Page element annotations:
────────────────

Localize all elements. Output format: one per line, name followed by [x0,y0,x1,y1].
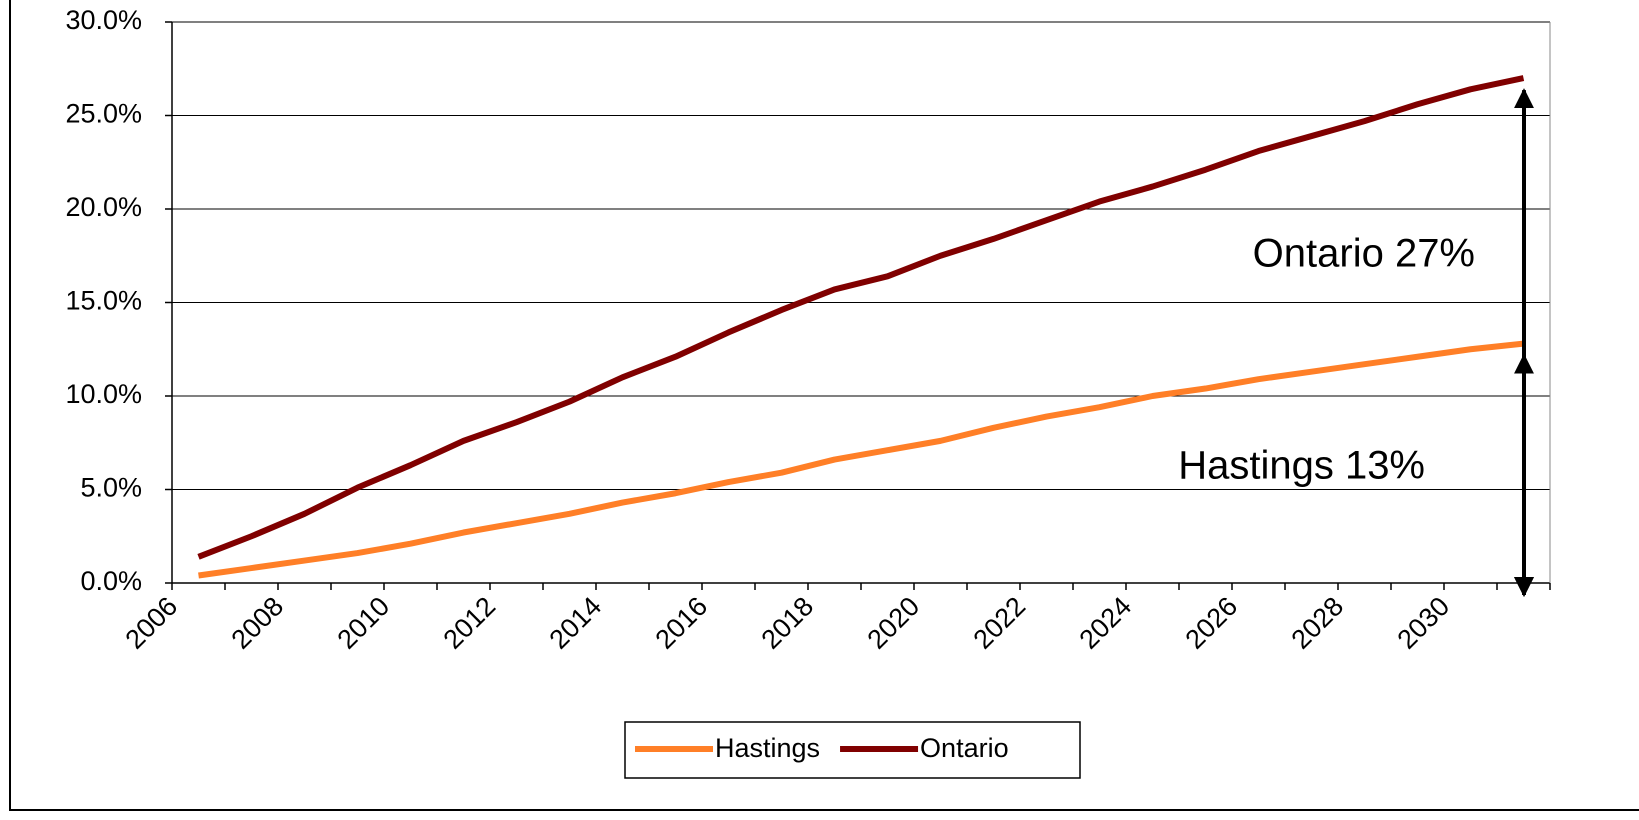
x-tick-label: 2020 [862,591,926,655]
series-line [197,75,1525,560]
y-tick-label: 0.0% [80,566,142,596]
x-tick-label: 2030 [1392,591,1456,655]
x-tick-label: 2008 [226,591,290,655]
y-tick-label: 25.0% [65,99,142,129]
x-tick-label: 2010 [332,591,396,655]
x-tick-label: 2024 [1074,591,1138,655]
y-tick-label: 30.0% [65,5,142,35]
annotation: Hastings 13% [1178,444,1425,488]
x-tick-label: 2018 [756,591,820,655]
annotation: Ontario 27% [1253,232,1475,276]
x-tick-label: 2016 [650,591,714,655]
y-tick-label: 20.0% [65,192,142,222]
x-tick-label: 2014 [544,591,608,655]
x-tick-label: 2012 [438,591,502,655]
frame [9,0,1639,811]
y-tick-label: 5.0% [80,473,142,503]
x-tick-label: 2028 [1286,591,1350,655]
x-tick-label: 2006 [120,591,184,655]
y-tick-label: 10.0% [65,379,142,409]
series-line [198,340,1524,579]
legend-label: Hastings [715,733,820,763]
x-tick-label: 2026 [1180,591,1244,655]
x-tick-label: 2022 [968,591,1032,655]
legend-label: Ontario [920,733,1009,763]
y-tick-label: 15.0% [65,286,142,316]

────────────────

▶ WHAT YOU ARE ASKED TO DO: Rewrite the items above, replacing each occurrence of "series-line" with "plot-line" and leaving everything else unchanged. Omit the pictures from your answer.

▶ THE SOLUTION:
Localize all elements. Output format: one per line, name followed by [x0,y0,x1,y1].
x-tick-label: 2020 [862,591,926,655]
plot-line [197,75,1525,560]
y-tick-label: 0.0% [80,566,142,596]
x-tick-label: 2030 [1392,591,1456,655]
x-tick-label: 2008 [226,591,290,655]
y-tick-label: 25.0% [65,99,142,129]
x-tick-label: 2010 [332,591,396,655]
x-tick-label: 2024 [1074,591,1138,655]
y-tick-label: 30.0% [65,5,142,35]
annotation: Hastings 13% [1178,444,1425,488]
x-tick-label: 2018 [756,591,820,655]
annotation: Ontario 27% [1253,232,1475,276]
x-tick-label: 2016 [650,591,714,655]
y-tick-label: 20.0% [65,192,142,222]
x-tick-label: 2014 [544,591,608,655]
x-tick-label: 2012 [438,591,502,655]
frame [9,0,1639,811]
y-tick-label: 5.0% [80,473,142,503]
x-tick-label: 2028 [1286,591,1350,655]
x-tick-label: 2006 [120,591,184,655]
y-tick-label: 10.0% [65,379,142,409]
plot-line [198,340,1524,579]
legend-label: Hastings [715,733,820,763]
x-tick-label: 2026 [1180,591,1244,655]
x-tick-label: 2022 [968,591,1032,655]
legend-label: Ontario [920,733,1009,763]
y-tick-label: 15.0% [65,286,142,316]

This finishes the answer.